** TASK DIRECTIONS **
Each entry below is to be duplicated verbatim.

::::

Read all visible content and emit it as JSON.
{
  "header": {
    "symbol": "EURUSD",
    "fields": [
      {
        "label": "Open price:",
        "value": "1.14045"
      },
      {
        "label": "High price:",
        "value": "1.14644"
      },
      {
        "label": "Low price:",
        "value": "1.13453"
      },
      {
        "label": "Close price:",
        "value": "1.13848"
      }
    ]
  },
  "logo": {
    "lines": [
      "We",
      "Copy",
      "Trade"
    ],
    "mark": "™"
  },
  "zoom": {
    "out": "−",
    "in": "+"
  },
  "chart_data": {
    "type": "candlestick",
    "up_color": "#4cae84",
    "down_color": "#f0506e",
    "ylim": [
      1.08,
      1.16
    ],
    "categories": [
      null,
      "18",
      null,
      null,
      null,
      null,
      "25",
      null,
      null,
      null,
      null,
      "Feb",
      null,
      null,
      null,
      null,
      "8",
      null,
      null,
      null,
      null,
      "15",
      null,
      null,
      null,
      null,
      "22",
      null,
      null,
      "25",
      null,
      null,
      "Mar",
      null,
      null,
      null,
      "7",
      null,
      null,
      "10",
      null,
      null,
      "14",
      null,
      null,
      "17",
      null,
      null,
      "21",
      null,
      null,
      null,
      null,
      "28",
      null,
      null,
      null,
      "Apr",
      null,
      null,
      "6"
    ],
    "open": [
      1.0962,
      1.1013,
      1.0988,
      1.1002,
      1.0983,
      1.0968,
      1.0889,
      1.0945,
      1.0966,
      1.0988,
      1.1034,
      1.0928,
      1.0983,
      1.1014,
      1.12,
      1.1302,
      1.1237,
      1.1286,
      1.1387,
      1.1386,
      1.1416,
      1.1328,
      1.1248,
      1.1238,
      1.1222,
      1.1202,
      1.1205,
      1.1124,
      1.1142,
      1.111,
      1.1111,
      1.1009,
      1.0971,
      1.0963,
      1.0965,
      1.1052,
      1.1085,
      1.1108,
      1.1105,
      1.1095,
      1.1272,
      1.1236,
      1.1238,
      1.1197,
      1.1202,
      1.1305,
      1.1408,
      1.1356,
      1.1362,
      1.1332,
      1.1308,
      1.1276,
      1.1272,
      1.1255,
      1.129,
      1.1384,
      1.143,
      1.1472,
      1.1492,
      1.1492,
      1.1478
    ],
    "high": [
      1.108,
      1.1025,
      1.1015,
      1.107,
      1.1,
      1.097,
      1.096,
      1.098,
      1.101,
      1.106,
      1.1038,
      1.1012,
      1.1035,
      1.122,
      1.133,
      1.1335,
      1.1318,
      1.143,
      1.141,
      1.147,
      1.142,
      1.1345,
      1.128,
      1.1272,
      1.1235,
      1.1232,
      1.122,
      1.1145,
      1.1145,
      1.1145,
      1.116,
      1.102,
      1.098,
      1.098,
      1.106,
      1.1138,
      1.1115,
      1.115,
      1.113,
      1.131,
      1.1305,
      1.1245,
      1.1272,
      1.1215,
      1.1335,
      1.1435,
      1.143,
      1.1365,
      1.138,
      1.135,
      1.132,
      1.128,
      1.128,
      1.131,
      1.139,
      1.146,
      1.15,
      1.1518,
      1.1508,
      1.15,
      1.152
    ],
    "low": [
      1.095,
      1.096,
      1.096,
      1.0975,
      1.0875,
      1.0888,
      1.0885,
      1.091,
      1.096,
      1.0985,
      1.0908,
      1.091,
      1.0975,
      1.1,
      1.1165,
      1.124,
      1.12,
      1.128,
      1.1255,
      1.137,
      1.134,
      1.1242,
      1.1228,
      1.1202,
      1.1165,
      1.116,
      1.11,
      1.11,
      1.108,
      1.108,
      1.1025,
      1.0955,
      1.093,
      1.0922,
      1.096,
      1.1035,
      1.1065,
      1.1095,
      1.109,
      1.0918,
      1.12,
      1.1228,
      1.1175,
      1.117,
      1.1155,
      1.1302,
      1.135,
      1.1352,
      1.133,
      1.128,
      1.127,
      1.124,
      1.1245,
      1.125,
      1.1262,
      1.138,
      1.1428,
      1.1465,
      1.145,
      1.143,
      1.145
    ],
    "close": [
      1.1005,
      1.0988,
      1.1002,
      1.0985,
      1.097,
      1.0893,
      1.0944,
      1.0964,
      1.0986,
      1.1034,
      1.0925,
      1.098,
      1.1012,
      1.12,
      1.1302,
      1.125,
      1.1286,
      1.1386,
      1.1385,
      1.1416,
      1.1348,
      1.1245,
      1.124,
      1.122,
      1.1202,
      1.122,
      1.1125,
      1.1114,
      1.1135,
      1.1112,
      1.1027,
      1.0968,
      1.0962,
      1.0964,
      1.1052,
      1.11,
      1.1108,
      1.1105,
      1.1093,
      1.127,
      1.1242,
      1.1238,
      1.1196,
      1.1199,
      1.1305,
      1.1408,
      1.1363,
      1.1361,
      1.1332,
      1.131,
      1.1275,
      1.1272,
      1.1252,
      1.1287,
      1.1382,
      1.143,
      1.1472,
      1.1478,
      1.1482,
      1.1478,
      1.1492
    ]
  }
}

::::

** RIGHT ANSWER **
Read all visible content and emit it as JSON.
{
  "header": {
    "symbol": "EURUSD",
    "fields": [
      {
        "label": "Open price:",
        "value": "1.14045"
      },
      {
        "label": "High price:",
        "value": "1.14644"
      },
      {
        "label": "Low price:",
        "value": "1.13453"
      },
      {
        "label": "Close price:",
        "value": "1.13848"
      }
    ]
  },
  "logo": {
    "lines": [
      "We",
      "Copy",
      "Trade"
    ],
    "mark": "™"
  },
  "zoom": {
    "out": "−",
    "in": "+"
  },
  "chart_data": {
    "type": "candlestick",
    "up_color": "#4cae84",
    "down_color": "#f0506e",
    "ylim": [
      1.08,
      1.16
    ],
    "categories": [
      null,
      "18",
      null,
      null,
      null,
      null,
      "25",
      null,
      null,
      null,
      null,
      "Feb",
      null,
      null,
      null,
      null,
      "8",
      null,
      null,
      null,
      null,
      "15",
      null,
      null,
      null,
      null,
      "22",
      null,
      null,
      "25",
      null,
      null,
      "Mar",
      null,
      null,
      null,
      "7",
      null,
      null,
      "10",
      null,
      null,
      "14",
      null,
      null,
      "17",
      null,
      null,
      "21",
      null,
      null,
      null,
      null,
      "28",
      null,
      null,
      null,
      "Apr",
      null,
      null,
      "6"
    ],
    "open": [
      1.0962,
      1.1013,
      1.0988,
      1.1002,
      1.0983,
      1.0968,
      1.0889,
      1.0945,
      1.0966,
      1.0988,
      1.1034,
      1.0928,
      1.0983,
      1.1014,
      1.12,
      1.1302,
      1.1237,
      1.1286,
      1.1387,
      1.1386,
      1.1416,
      1.1328,
      1.1248,
      1.1238,
      1.1222,
      1.1202,
      1.1205,
      1.1124,
      1.1142,
      1.111,
      1.1111,
      1.1009,
      1.0971,
      1.0963,
      1.0965,
      1.1052,
      1.1085,
      1.1108,
      1.1105,
      1.1095,
      1.1272,
      1.1236,
      1.1238,
      1.1197,
      1.1202,
      1.1305,
      1.1408,
      1.1356,
      1.1362,
      1.1332,
      1.1308,
      1.1276,
      1.1272,
      1.1255,
      1.129,
      1.1384,
      1.143,
      1.1472,
      1.1492,
      1.1492,
      1.1478
    ],
    "high": [
      1.108,
      1.1025,
      1.1015,
      1.107,
      1.1,
      1.097,
      1.096,
      1.098,
      1.101,
      1.106,
      1.1038,
      1.1012,
      1.1035,
      1.122,
      1.133,
      1.1335,
      1.1318,
      1.143,
      1.141,
      1.147,
      1.142,
      1.1345,
      1.128,
      1.1272,
      1.1235,
      1.1232,
      1.122,
      1.1145,
      1.1145,
      1.1145,
      1.116,
      1.102,
      1.098,
      1.098,
      1.106,
      1.1138,
      1.1115,
      1.115,
      1.113,
      1.131,
      1.1305,
      1.1245,
      1.1272,
      1.1215,
      1.1335,
      1.1435,
      1.143,
      1.1365,
      1.138,
      1.135,
      1.132,
      1.128,
      1.128,
      1.131,
      1.139,
      1.146,
      1.15,
      1.1518,
      1.1508,
      1.15,
      1.152
    ],
    "low": [
      1.095,
      1.096,
      1.096,
      1.0975,
      1.0875,
      1.0888,
      1.0885,
      1.091,
      1.096,
      1.0985,
      1.0908,
      1.091,
      1.0975,
      1.1,
      1.1165,
      1.124,
      1.12,
      1.128,
      1.1255,
      1.137,
      1.134,
      1.1242,
      1.1228,
      1.1202,
      1.1165,
      1.116,
      1.11,
      1.11,
      1.108,
      1.108,
      1.1025,
      1.0955,
      1.093,
      1.0922,
      1.096,
      1.1035,
      1.1065,
      1.1095,
      1.109,
      1.0918,
      1.12,
      1.1228,
      1.1175,
      1.117,
      1.1155,
      1.1302,
      1.135,
      1.1352,
      1.133,
      1.128,
      1.127,
      1.124,
      1.1245,
      1.125,
      1.1262,
      1.138,
      1.1428,
      1.1465,
      1.145,
      1.143,
      1.145
    ],
    "close": [
      1.1005,
      1.0988,
      1.1002,
      1.0985,
      1.097,
      1.0893,
      1.0944,
      1.0964,
      1.0986,
      1.1034,
      1.0925,
      1.098,
      1.1012,
      1.12,
      1.1302,
      1.125,
      1.1286,
      1.1386,
      1.1385,
      1.1416,
      1.1348,
      1.1245,
      1.124,
      1.122,
      1.1202,
      1.122,
      1.1125,
      1.1114,
      1.1135,
      1.1112,
      1.1027,
      1.0968,
      1.0962,
      1.0964,
      1.1052,
      1.11,
      1.1108,
      1.1105,
      1.1093,
      1.127,
      1.1242,
      1.1238,
      1.1196,
      1.1199,
      1.1305,
      1.1408,
      1.1363,
      1.1361,
      1.1332,
      1.131,
      1.1275,
      1.1272,
      1.1252,
      1.1287,
      1.1382,
      1.143,
      1.1472,
      1.1478,
      1.1482,
      1.1478,
      1.1492
    ]
  }
}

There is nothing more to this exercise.